Copy every record below, exactly as written.

** BEGIN EXTRACTED MATERIAL **

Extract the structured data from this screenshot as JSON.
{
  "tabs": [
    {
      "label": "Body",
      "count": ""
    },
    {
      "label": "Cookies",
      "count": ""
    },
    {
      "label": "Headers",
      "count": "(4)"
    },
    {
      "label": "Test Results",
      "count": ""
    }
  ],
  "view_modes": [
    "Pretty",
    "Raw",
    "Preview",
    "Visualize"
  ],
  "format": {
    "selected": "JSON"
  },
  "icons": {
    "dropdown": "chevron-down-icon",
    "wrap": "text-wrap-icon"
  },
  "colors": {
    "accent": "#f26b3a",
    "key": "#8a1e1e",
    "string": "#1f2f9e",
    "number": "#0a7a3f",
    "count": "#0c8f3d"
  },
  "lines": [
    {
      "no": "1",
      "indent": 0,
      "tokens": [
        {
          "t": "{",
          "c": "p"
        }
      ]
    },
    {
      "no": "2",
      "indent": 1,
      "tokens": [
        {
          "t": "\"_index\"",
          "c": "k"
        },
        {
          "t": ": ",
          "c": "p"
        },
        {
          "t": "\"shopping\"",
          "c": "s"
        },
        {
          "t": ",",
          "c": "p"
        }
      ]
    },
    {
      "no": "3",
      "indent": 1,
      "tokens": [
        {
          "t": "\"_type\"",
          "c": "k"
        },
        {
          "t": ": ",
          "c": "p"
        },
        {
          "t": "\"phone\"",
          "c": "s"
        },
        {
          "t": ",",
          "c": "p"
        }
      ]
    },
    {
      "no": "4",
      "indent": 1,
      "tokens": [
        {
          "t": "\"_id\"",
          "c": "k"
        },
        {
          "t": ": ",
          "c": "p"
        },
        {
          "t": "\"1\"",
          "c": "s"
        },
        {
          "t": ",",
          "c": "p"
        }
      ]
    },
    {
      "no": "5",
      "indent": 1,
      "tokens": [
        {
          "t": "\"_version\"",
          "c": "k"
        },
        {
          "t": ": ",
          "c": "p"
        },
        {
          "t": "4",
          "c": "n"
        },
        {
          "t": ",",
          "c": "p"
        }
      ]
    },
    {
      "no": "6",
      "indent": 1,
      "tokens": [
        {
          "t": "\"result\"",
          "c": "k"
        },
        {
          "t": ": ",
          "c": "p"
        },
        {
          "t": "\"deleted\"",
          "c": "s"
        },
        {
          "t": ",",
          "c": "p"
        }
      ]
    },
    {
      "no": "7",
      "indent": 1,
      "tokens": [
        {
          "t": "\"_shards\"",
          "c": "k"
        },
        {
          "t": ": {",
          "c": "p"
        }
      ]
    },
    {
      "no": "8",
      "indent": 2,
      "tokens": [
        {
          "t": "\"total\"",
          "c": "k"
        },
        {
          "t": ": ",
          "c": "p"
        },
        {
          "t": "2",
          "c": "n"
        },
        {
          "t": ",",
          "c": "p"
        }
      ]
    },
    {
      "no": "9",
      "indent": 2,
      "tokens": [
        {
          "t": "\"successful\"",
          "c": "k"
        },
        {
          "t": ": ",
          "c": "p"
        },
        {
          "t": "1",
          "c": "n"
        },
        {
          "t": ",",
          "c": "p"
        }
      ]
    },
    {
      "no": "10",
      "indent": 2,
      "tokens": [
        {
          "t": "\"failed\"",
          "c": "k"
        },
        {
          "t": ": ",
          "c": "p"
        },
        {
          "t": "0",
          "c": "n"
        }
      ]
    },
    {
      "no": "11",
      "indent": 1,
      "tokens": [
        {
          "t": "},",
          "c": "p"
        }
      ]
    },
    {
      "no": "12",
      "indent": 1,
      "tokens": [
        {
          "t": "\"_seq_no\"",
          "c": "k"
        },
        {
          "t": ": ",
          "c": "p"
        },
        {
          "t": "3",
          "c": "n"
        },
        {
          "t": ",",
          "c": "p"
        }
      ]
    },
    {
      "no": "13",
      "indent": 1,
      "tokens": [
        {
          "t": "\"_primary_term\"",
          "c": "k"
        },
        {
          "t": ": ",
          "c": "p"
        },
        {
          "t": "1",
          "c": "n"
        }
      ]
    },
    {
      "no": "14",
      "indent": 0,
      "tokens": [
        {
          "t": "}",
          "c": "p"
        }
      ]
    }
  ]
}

** END EXTRACTED MATERIAL **

EXERCISE SOLUTION:
Extract the structured data from this screenshot as JSON.
{
  "tabs": [
    {
      "label": "Body",
      "count": ""
    },
    {
      "label": "Cookies",
      "count": ""
    },
    {
      "label": "Headers",
      "count": "(4)"
    },
    {
      "label": "Test Results",
      "count": ""
    }
  ],
  "view_modes": [
    "Pretty",
    "Raw",
    "Preview",
    "Visualize"
  ],
  "format": {
    "selected": "JSON"
  },
  "icons": {
    "dropdown": "chevron-down-icon",
    "wrap": "text-wrap-icon"
  },
  "colors": {
    "accent": "#f26b3a",
    "key": "#8a1e1e",
    "string": "#1f2f9e",
    "number": "#0a7a3f",
    "count": "#0c8f3d"
  },
  "lines": [
    {
      "no": "1",
      "indent": 0,
      "tokens": [
        {
          "t": "{",
          "c": "p"
        }
      ]
    },
    {
      "no": "2",
      "indent": 1,
      "tokens": [
        {
          "t": "\"_index\"",
          "c": "k"
        },
        {
          "t": ": ",
          "c": "p"
        },
        {
          "t": "\"shopping\"",
          "c": "s"
        },
        {
          "t": ",",
          "c": "p"
        }
      ]
    },
    {
      "no": "3",
      "indent": 1,
      "tokens": [
        {
          "t": "\"_type\"",
          "c": "k"
        },
        {
          "t": ": ",
          "c": "p"
        },
        {
          "t": "\"phone\"",
          "c": "s"
        },
        {
          "t": ",",
          "c": "p"
        }
      ]
    },
    {
      "no": "4",
      "indent": 1,
      "tokens": [
        {
          "t": "\"_id\"",
          "c": "k"
        },
        {
          "t": ": ",
          "c": "p"
        },
        {
          "t": "\"1\"",
          "c": "s"
        },
        {
          "t": ",",
          "c": "p"
        }
      ]
    },
    {
      "no": "5",
      "indent": 1,
      "tokens": [
        {
          "t": "\"_version\"",
          "c": "k"
        },
        {
          "t": ": ",
          "c": "p"
        },
        {
          "t": "4",
          "c": "n"
        },
        {
          "t": ",",
          "c": "p"
        }
      ]
    },
    {
      "no": "6",
      "indent": 1,
      "tokens": [
        {
          "t": "\"result\"",
          "c": "k"
        },
        {
          "t": ": ",
          "c": "p"
        },
        {
          "t": "\"deleted\"",
          "c": "s"
        },
        {
          "t": ",",
          "c": "p"
        }
      ]
    },
    {
      "no": "7",
      "indent": 1,
      "tokens": [
        {
          "t": "\"_shards\"",
          "c": "k"
        },
        {
          "t": ": {",
          "c": "p"
        }
      ]
    },
    {
      "no": "8",
      "indent": 2,
      "tokens": [
        {
          "t": "\"total\"",
          "c": "k"
        },
        {
          "t": ": ",
          "c": "p"
        },
        {
          "t": "2",
          "c": "n"
        },
        {
          "t": ",",
          "c": "p"
        }
      ]
    },
    {
      "no": "9",
      "indent": 2,
      "tokens": [
        {
          "t": "\"successful\"",
          "c": "k"
        },
        {
          "t": ": ",
          "c": "p"
        },
        {
          "t": "1",
          "c": "n"
        },
        {
          "t": ",",
          "c": "p"
        }
      ]
    },
    {
      "no": "10",
      "indent": 2,
      "tokens": [
        {
          "t": "\"failed\"",
          "c": "k"
        },
        {
          "t": ": ",
          "c": "p"
        },
        {
          "t": "0",
          "c": "n"
        }
      ]
    },
    {
      "no": "11",
      "indent": 1,
      "tokens": [
        {
          "t": "},",
          "c": "p"
        }
      ]
    },
    {
      "no": "12",
      "indent": 1,
      "tokens": [
        {
          "t": "\"_seq_no\"",
          "c": "k"
        },
        {
          "t": ": ",
          "c": "p"
        },
        {
          "t": "3",
          "c": "n"
        },
        {
          "t": ",",
          "c": "p"
        }
      ]
    },
    {
      "no": "13",
      "indent": 1,
      "tokens": [
        {
          "t": "\"_primary_term\"",
          "c": "k"
        },
        {
          "t": ": ",
          "c": "p"
        },
        {
          "t": "1",
          "c": "n"
        }
      ]
    },
    {
      "no": "14",
      "indent": 0,
      "tokens": [
        {
          "t": "}",
          "c": "p"
        }
      ]
    }
  ]
}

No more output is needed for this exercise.